→ To do
Transcribe all of the material exactly.

[Dataset listings of figures]
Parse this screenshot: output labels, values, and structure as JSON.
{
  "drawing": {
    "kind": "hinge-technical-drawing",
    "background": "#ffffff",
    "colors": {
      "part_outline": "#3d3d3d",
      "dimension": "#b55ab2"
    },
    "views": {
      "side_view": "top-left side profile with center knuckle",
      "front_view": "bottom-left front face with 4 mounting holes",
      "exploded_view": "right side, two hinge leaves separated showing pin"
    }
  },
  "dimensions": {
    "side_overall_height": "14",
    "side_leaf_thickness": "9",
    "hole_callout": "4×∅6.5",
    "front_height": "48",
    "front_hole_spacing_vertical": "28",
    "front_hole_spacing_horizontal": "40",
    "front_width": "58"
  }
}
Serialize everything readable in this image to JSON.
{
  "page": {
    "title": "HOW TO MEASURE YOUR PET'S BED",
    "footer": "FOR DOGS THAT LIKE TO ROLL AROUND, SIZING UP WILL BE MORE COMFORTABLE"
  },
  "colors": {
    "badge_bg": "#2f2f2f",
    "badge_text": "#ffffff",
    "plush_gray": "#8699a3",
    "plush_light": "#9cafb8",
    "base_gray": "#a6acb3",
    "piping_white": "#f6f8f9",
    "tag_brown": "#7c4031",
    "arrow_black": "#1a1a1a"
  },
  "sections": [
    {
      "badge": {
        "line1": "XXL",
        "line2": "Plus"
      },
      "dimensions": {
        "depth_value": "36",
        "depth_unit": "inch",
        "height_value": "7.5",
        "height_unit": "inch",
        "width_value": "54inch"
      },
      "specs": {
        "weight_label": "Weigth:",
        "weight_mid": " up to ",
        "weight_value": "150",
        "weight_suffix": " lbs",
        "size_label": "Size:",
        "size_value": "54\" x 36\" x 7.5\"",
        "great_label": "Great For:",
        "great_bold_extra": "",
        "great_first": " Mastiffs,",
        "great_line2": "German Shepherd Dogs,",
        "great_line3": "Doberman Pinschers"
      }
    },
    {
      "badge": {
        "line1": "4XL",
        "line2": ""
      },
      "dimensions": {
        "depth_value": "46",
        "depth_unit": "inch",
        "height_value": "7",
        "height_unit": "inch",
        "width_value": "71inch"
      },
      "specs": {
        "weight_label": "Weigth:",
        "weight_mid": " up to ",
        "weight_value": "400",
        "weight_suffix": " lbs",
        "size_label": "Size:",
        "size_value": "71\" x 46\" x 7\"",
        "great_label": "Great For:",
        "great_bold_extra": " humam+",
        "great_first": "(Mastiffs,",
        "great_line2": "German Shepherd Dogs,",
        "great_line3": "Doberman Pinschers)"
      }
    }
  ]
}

→ Final result
Parse this screenshot: output labels, values, and structure as JSON.
{
  "drawing": {
    "kind": "hinge-technical-drawing",
    "background": "#ffffff",
    "colors": {
      "part_outline": "#3d3d3d",
      "dimension": "#b55ab2"
    },
    "views": {
      "side_view": "top-left side profile with center knuckle",
      "front_view": "bottom-left front face with 4 mounting holes",
      "exploded_view": "right side, two hinge leaves separated showing pin"
    }
  },
  "dimensions": {
    "side_overall_height": "14",
    "side_leaf_thickness": "9",
    "hole_callout": "4×∅6.5",
    "front_height": "48",
    "front_hole_spacing_vertical": "28",
    "front_hole_spacing_horizontal": "40",
    "front_width": "58"
  }
}
Serialize everything readable in this image to JSON.
{
  "page": {
    "title": "HOW TO MEASURE YOUR PET'S BED",
    "footer": "FOR DOGS THAT LIKE TO ROLL AROUND, SIZING UP WILL BE MORE COMFORTABLE"
  },
  "colors": {
    "badge_bg": "#2f2f2f",
    "badge_text": "#ffffff",
    "plush_gray": "#8699a3",
    "plush_light": "#9cafb8",
    "base_gray": "#a6acb3",
    "piping_white": "#f6f8f9",
    "tag_brown": "#7c4031",
    "arrow_black": "#1a1a1a"
  },
  "sections": [
    {
      "badge": {
        "line1": "XXL",
        "line2": "Plus"
      },
      "dimensions": {
        "depth_value": "36",
        "depth_unit": "inch",
        "height_value": "7.5",
        "height_unit": "inch",
        "width_value": "54inch"
      },
      "specs": {
        "weight_label": "Weigth:",
        "weight_mid": " up to ",
        "weight_value": "150",
        "weight_suffix": " lbs",
        "size_label": "Size:",
        "size_value": "54\" x 36\" x 7.5\"",
        "great_label": "Great For:",
        "great_bold_extra": "",
        "great_first": " Mastiffs,",
        "great_line2": "German Shepherd Dogs,",
        "great_line3": "Doberman Pinschers"
      }
    },
    {
      "badge": {
        "line1": "4XL",
        "line2": ""
      },
      "dimensions": {
        "depth_value": "46",
        "depth_unit": "inch",
        "height_value": "7",
        "height_unit": "inch",
        "width_value": "71inch"
      },
      "specs": {
        "weight_label": "Weigth:",
        "weight_mid": " up to ",
        "weight_value": "400",
        "weight_suffix": " lbs",
        "size_label": "Size:",
        "size_value": "71\" x 46\" x 7\"",
        "great_label": "Great For:",
        "great_bold_extra": " humam+",
        "great_first": "(Mastiffs,",
        "great_line2": "German Shepherd Dogs,",
        "great_line3": "Doberman Pinschers)"
      }
    }
  ]
}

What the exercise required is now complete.